[Start]

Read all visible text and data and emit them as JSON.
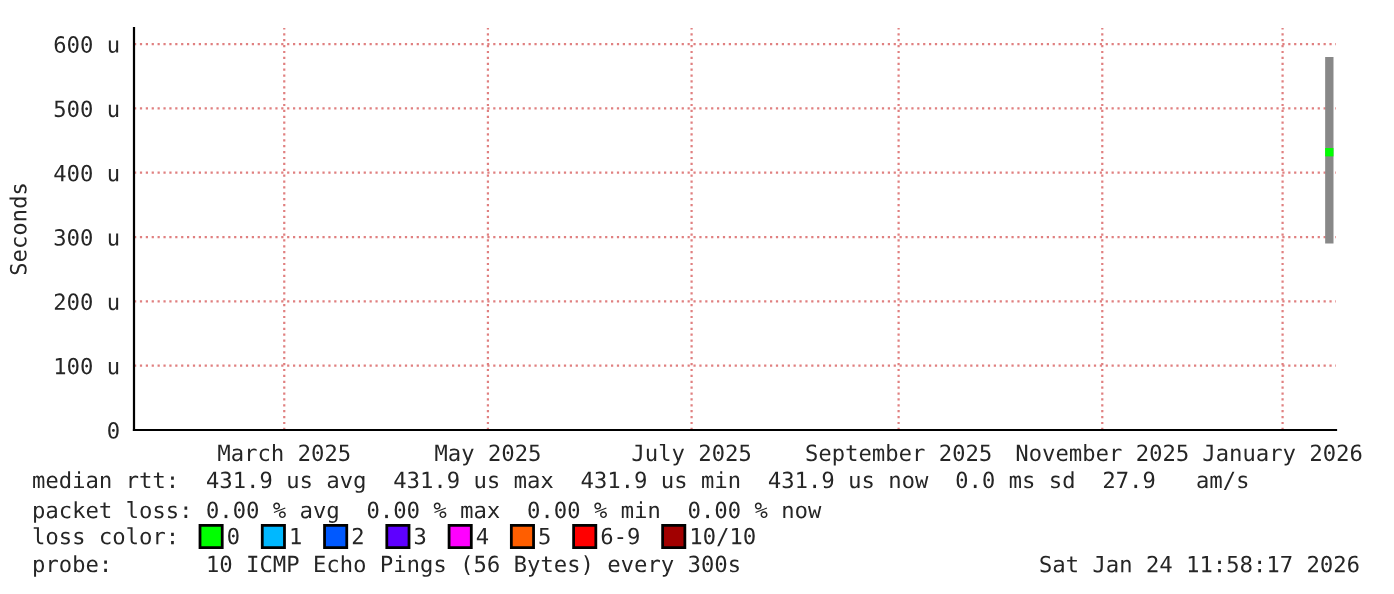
{
  "chart_data": {
    "type": "scatter",
    "ylabel": "Seconds",
    "x": [
      "2026-01-22"
    ],
    "series": [
      {
        "name": "0",
        "color": "#00ff00",
        "values": [
          431.9
        ],
        "errors": [
          [
            290,
            580
          ]
        ]
      },
      {
        "name": "1",
        "color": "#00b8ff",
        "values": [
          null
        ]
      },
      {
        "name": "2",
        "color": "#0059ff",
        "values": [
          null
        ]
      },
      {
        "name": "3",
        "color": "#5e00ff",
        "values": [
          null
        ]
      },
      {
        "name": "4",
        "color": "#ff00ff",
        "values": [
          null
        ]
      },
      {
        "name": "5",
        "color": "#ff5e00",
        "values": [
          null
        ]
      },
      {
        "name": "6-9",
        "color": "#ff0000",
        "values": [
          null
        ]
      },
      {
        "name": "10/10",
        "color": "#a10000",
        "values": [
          null
        ]
      }
    ],
    "legend_title": "loss color:",
    "legend": "bottom",
    "marker": "square",
    "grid": true,
    "ylim": [
      0,
      625
    ],
    "yticks": [
      0,
      {
        "value": 100,
        "label": "100 u"
      },
      {
        "value": 200,
        "label": "200 u"
      },
      {
        "value": 300,
        "label": "300 u"
      },
      {
        "value": 400,
        "label": "400 u"
      },
      {
        "value": 500,
        "label": "500 u"
      },
      {
        "value": 600,
        "label": "600 u"
      }
    ],
    "xlim": [
      "2025-01-29",
      "2026-01-24"
    ],
    "xticks": [
      {
        "value": "2025-03-15",
        "label": "March 2025"
      },
      {
        "value": "2025-05-15",
        "label": "May 2025"
      },
      {
        "value": "2025-07-15",
        "label": "July 2025"
      },
      {
        "value": "2025-09-15",
        "label": "September 2025"
      },
      {
        "value": "2025-11-15",
        "label": "November 2025"
      },
      {
        "value": "2026-01-08",
        "label": "January 2026"
      }
    ],
    "annotations": [
      "median rtt:  431.9 us avg  431.9 us max  431.9 us min  431.9 us now  0.0 ms sd  27.9   am/s",
      "packet loss: 0.00 % avg  0.00 % max  0.00 % min  0.00 % now",
      "probe:       10 ICMP Echo Pings (56 Bytes) every 300s",
      "Sat Jan 24 11:58:17 2026"
    ]
  }
}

[End]

AIM OF THE EXERCISE: Images must not appear in the copy; reproduce everything else in the records verbatim.

ANSWER FOR THIS EXERCISE:
Read all visible text and data and emit them as JSON.
{
  "chart_data": {
    "type": "scatter",
    "ylabel": "Seconds",
    "x": [
      "2026-01-22"
    ],
    "series": [
      {
        "name": "0",
        "color": "#00ff00",
        "values": [
          431.9
        ],
        "errors": [
          [
            290,
            580
          ]
        ]
      },
      {
        "name": "1",
        "color": "#00b8ff",
        "values": [
          null
        ]
      },
      {
        "name": "2",
        "color": "#0059ff",
        "values": [
          null
        ]
      },
      {
        "name": "3",
        "color": "#5e00ff",
        "values": [
          null
        ]
      },
      {
        "name": "4",
        "color": "#ff00ff",
        "values": [
          null
        ]
      },
      {
        "name": "5",
        "color": "#ff5e00",
        "values": [
          null
        ]
      },
      {
        "name": "6-9",
        "color": "#ff0000",
        "values": [
          null
        ]
      },
      {
        "name": "10/10",
        "color": "#a10000",
        "values": [
          null
        ]
      }
    ],
    "legend_title": "loss color:",
    "legend": "bottom",
    "marker": "square",
    "grid": true,
    "ylim": [
      0,
      625
    ],
    "yticks": [
      0,
      {
        "value": 100,
        "label": "100 u"
      },
      {
        "value": 200,
        "label": "200 u"
      },
      {
        "value": 300,
        "label": "300 u"
      },
      {
        "value": 400,
        "label": "400 u"
      },
      {
        "value": 500,
        "label": "500 u"
      },
      {
        "value": 600,
        "label": "600 u"
      }
    ],
    "xlim": [
      "2025-01-29",
      "2026-01-24"
    ],
    "xticks": [
      {
        "value": "2025-03-15",
        "label": "March 2025"
      },
      {
        "value": "2025-05-15",
        "label": "May 2025"
      },
      {
        "value": "2025-07-15",
        "label": "July 2025"
      },
      {
        "value": "2025-09-15",
        "label": "September 2025"
      },
      {
        "value": "2025-11-15",
        "label": "November 2025"
      },
      {
        "value": "2026-01-08",
        "label": "January 2026"
      }
    ],
    "annotations": [
      "median rtt:  431.9 us avg  431.9 us max  431.9 us min  431.9 us now  0.0 ms sd  27.9   am/s",
      "packet loss: 0.00 % avg  0.00 % max  0.00 % min  0.00 % now",
      "probe:       10 ICMP Echo Pings (56 Bytes) every 300s",
      "Sat Jan 24 11:58:17 2026"
    ]
  }
}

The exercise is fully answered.